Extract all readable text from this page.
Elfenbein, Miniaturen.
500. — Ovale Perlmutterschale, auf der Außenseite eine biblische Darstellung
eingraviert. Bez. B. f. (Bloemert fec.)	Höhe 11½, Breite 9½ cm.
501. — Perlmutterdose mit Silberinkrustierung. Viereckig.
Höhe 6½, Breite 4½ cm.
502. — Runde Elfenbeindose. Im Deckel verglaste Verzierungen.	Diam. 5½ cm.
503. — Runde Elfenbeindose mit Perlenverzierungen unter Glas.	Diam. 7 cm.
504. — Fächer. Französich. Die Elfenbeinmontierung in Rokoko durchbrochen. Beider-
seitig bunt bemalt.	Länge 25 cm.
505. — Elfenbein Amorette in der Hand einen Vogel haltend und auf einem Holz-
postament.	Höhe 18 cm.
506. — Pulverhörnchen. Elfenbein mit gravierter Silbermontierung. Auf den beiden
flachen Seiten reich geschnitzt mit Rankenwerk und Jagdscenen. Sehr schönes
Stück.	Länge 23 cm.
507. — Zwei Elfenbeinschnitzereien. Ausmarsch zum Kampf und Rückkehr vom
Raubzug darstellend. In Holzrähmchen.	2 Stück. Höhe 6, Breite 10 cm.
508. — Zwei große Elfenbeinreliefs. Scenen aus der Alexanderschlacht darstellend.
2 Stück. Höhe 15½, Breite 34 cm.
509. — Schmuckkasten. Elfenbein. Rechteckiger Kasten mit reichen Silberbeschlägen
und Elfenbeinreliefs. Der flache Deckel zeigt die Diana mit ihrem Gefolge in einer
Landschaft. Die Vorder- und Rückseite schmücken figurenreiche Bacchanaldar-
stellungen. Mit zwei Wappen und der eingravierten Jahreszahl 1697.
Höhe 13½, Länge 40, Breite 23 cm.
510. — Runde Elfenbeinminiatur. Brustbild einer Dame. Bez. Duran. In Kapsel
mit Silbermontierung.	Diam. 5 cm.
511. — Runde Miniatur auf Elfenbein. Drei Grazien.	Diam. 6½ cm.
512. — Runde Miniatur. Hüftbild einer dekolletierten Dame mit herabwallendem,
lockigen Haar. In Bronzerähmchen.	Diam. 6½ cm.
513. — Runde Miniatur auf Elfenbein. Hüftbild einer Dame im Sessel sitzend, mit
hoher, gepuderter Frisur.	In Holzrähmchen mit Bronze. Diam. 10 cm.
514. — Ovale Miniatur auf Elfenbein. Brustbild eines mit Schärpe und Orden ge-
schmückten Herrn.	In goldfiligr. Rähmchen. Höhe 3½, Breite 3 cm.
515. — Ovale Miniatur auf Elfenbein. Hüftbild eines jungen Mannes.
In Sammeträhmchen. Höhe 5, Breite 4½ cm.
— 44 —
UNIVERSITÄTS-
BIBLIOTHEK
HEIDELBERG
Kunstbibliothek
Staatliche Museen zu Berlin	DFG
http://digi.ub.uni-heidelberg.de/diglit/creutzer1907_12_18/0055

• • •

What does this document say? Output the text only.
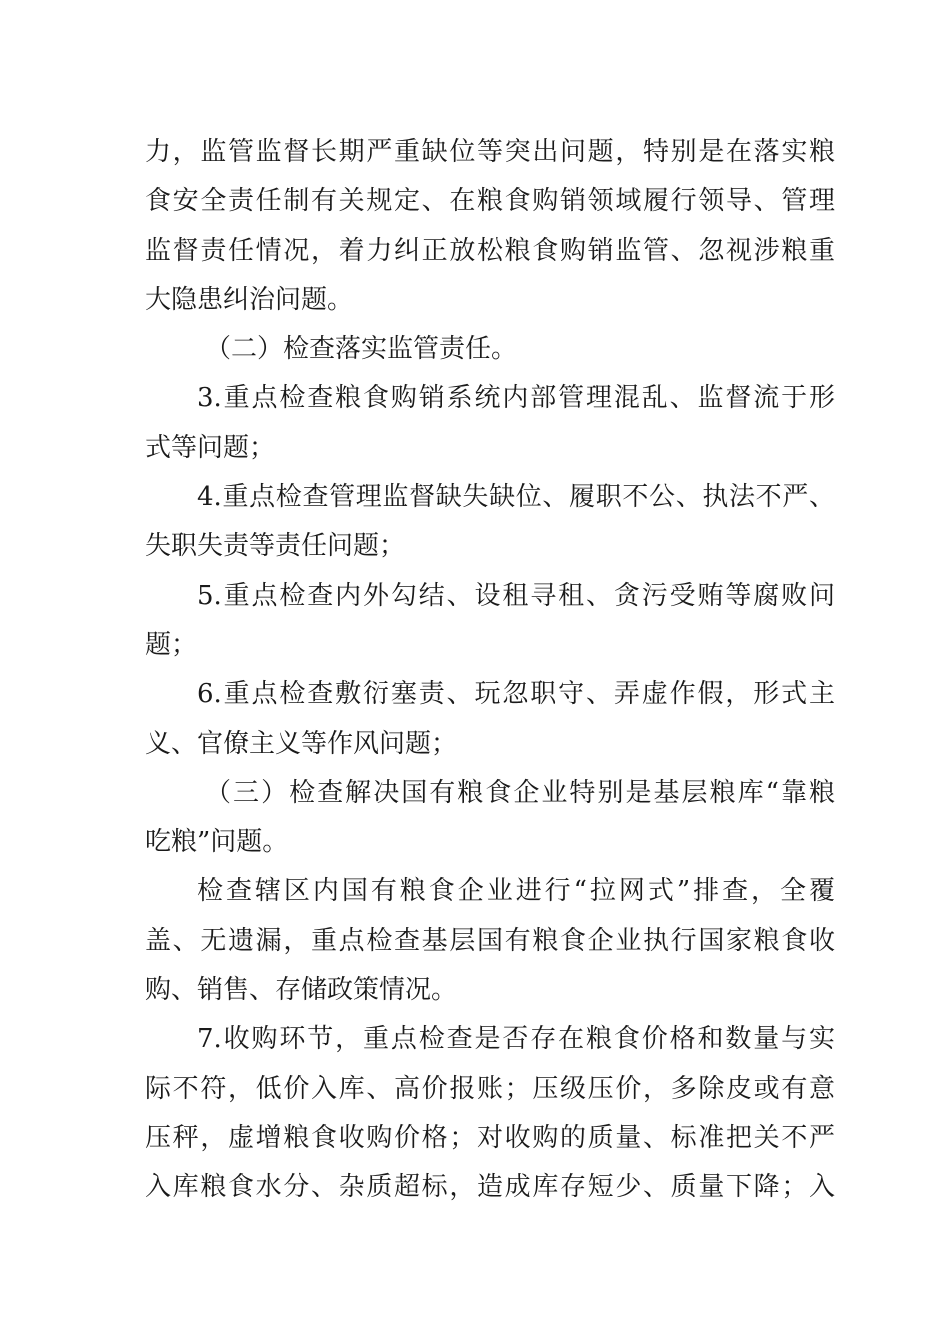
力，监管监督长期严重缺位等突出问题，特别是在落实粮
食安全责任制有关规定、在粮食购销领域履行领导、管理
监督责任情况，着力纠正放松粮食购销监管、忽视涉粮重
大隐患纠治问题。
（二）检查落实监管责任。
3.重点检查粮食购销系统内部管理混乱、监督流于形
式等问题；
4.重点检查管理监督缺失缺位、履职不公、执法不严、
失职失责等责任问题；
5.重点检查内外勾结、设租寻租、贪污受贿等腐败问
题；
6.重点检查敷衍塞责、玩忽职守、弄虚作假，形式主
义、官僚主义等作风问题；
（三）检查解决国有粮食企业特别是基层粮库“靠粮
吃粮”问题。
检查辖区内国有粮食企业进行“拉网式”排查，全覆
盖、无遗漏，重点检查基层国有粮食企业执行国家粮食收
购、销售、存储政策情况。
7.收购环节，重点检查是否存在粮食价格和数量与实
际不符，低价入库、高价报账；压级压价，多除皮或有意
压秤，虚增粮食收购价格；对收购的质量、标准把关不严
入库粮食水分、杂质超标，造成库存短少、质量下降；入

• • •

[Exercise task] Go through the records above, find every line with the word "Brustbild", and list those lines.

[Response]
510. — Runde Elfenbeinminiatur. Brustbild einer Dame. Bez. Duran. In Kapsel
514. — Ovale Miniatur auf Elfenbein. Brustbild eines mit Schärpe und Orden ge-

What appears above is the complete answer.